## What is being asked
Reproduce every entry exactly, without alteration.

--- Dataset records ---

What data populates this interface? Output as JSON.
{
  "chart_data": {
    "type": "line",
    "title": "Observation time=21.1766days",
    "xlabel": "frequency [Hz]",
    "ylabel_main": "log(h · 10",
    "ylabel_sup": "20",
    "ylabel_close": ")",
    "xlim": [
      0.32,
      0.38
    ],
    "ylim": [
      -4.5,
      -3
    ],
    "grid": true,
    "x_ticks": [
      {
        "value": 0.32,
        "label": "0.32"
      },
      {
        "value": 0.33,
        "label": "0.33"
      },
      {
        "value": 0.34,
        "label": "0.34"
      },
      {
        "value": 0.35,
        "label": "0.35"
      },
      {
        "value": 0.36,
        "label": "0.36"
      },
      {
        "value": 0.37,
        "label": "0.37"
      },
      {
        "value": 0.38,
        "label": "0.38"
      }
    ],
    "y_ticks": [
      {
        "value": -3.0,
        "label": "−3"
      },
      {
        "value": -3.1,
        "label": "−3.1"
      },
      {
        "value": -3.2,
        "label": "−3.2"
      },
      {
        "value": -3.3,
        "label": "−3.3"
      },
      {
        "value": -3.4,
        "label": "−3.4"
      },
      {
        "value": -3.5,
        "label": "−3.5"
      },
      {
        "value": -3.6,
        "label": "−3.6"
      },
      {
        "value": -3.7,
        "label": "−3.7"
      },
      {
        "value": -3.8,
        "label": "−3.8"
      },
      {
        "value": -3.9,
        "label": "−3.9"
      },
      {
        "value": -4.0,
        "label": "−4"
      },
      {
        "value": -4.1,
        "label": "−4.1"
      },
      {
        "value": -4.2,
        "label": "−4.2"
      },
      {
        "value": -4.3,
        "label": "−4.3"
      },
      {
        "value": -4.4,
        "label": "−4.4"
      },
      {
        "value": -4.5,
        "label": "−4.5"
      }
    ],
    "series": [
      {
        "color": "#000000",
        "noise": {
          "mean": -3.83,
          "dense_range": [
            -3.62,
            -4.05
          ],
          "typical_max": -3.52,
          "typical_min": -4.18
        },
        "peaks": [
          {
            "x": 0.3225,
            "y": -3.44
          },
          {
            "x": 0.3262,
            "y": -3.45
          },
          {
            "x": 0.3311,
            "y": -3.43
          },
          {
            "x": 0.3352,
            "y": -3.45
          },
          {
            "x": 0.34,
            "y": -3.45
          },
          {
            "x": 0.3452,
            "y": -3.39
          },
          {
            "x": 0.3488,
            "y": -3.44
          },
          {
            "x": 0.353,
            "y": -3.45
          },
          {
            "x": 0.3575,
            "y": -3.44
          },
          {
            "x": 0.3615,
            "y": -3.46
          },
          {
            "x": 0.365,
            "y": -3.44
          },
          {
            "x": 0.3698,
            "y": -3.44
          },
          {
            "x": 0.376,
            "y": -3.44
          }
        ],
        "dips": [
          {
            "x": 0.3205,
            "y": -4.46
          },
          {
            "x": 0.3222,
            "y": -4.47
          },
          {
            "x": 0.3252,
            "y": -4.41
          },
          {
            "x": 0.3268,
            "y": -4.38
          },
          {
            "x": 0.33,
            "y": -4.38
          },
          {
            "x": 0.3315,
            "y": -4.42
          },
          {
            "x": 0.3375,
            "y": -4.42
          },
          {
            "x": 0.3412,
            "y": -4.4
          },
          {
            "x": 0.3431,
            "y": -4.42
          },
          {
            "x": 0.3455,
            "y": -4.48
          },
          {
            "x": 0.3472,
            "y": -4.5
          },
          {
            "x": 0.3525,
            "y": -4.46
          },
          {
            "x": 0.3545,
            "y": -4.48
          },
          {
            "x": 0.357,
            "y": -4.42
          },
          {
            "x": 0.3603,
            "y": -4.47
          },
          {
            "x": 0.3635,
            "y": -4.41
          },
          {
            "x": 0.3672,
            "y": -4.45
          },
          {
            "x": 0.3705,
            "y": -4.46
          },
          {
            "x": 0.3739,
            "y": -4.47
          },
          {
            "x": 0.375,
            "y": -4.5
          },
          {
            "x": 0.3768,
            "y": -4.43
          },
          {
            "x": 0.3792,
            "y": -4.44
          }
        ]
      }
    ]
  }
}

---

## Correct response
What data populates this interface? Output as JSON.
{
  "chart_data": {
    "type": "line",
    "title": "Observation time=21.1766days",
    "xlabel": "frequency [Hz]",
    "ylabel_main": "log(h · 10",
    "ylabel_sup": "20",
    "ylabel_close": ")",
    "xlim": [
      0.32,
      0.38
    ],
    "ylim": [
      -4.5,
      -3
    ],
    "grid": true,
    "x_ticks": [
      {
        "value": 0.32,
        "label": "0.32"
      },
      {
        "value": 0.33,
        "label": "0.33"
      },
      {
        "value": 0.34,
        "label": "0.34"
      },
      {
        "value": 0.35,
        "label": "0.35"
      },
      {
        "value": 0.36,
        "label": "0.36"
      },
      {
        "value": 0.37,
        "label": "0.37"
      },
      {
        "value": 0.38,
        "label": "0.38"
      }
    ],
    "y_ticks": [
      {
        "value": -3.0,
        "label": "−3"
      },
      {
        "value": -3.1,
        "label": "−3.1"
      },
      {
        "value": -3.2,
        "label": "−3.2"
      },
      {
        "value": -3.3,
        "label": "−3.3"
      },
      {
        "value": -3.4,
        "label": "−3.4"
      },
      {
        "value": -3.5,
        "label": "−3.5"
      },
      {
        "value": -3.6,
        "label": "−3.6"
      },
      {
        "value": -3.7,
        "label": "−3.7"
      },
      {
        "value": -3.8,
        "label": "−3.8"
      },
      {
        "value": -3.9,
        "label": "−3.9"
      },
      {
        "value": -4.0,
        "label": "−4"
      },
      {
        "value": -4.1,
        "label": "−4.1"
      },
      {
        "value": -4.2,
        "label": "−4.2"
      },
      {
        "value": -4.3,
        "label": "−4.3"
      },
      {
        "value": -4.4,
        "label": "−4.4"
      },
      {
        "value": -4.5,
        "label": "−4.5"
      }
    ],
    "series": [
      {
        "color": "#000000",
        "noise": {
          "mean": -3.83,
          "dense_range": [
            -3.62,
            -4.05
          ],
          "typical_max": -3.52,
          "typical_min": -4.18
        },
        "peaks": [
          {
            "x": 0.3225,
            "y": -3.44
          },
          {
            "x": 0.3262,
            "y": -3.45
          },
          {
            "x": 0.3311,
            "y": -3.43
          },
          {
            "x": 0.3352,
            "y": -3.45
          },
          {
            "x": 0.34,
            "y": -3.45
          },
          {
            "x": 0.3452,
            "y": -3.39
          },
          {
            "x": 0.3488,
            "y": -3.44
          },
          {
            "x": 0.353,
            "y": -3.45
          },
          {
            "x": 0.3575,
            "y": -3.44
          },
          {
            "x": 0.3615,
            "y": -3.46
          },
          {
            "x": 0.365,
            "y": -3.44
          },
          {
            "x": 0.3698,
            "y": -3.44
          },
          {
            "x": 0.376,
            "y": -3.44
          }
        ],
        "dips": [
          {
            "x": 0.3205,
            "y": -4.46
          },
          {
            "x": 0.3222,
            "y": -4.47
          },
          {
            "x": 0.3252,
            "y": -4.41
          },
          {
            "x": 0.3268,
            "y": -4.38
          },
          {
            "x": 0.33,
            "y": -4.38
          },
          {
            "x": 0.3315,
            "y": -4.42
          },
          {
            "x": 0.3375,
            "y": -4.42
          },
          {
            "x": 0.3412,
            "y": -4.4
          },
          {
            "x": 0.3431,
            "y": -4.42
          },
          {
            "x": 0.3455,
            "y": -4.48
          },
          {
            "x": 0.3472,
            "y": -4.5
          },
          {
            "x": 0.3525,
            "y": -4.46
          },
          {
            "x": 0.3545,
            "y": -4.48
          },
          {
            "x": 0.357,
            "y": -4.42
          },
          {
            "x": 0.3603,
            "y": -4.47
          },
          {
            "x": 0.3635,
            "y": -4.41
          },
          {
            "x": 0.3672,
            "y": -4.45
          },
          {
            "x": 0.3705,
            "y": -4.46
          },
          {
            "x": 0.3739,
            "y": -4.47
          },
          {
            "x": 0.375,
            "y": -4.5
          },
          {
            "x": 0.3768,
            "y": -4.43
          },
          {
            "x": 0.3792,
            "y": -4.44
          }
        ]
      }
    ]
  }
}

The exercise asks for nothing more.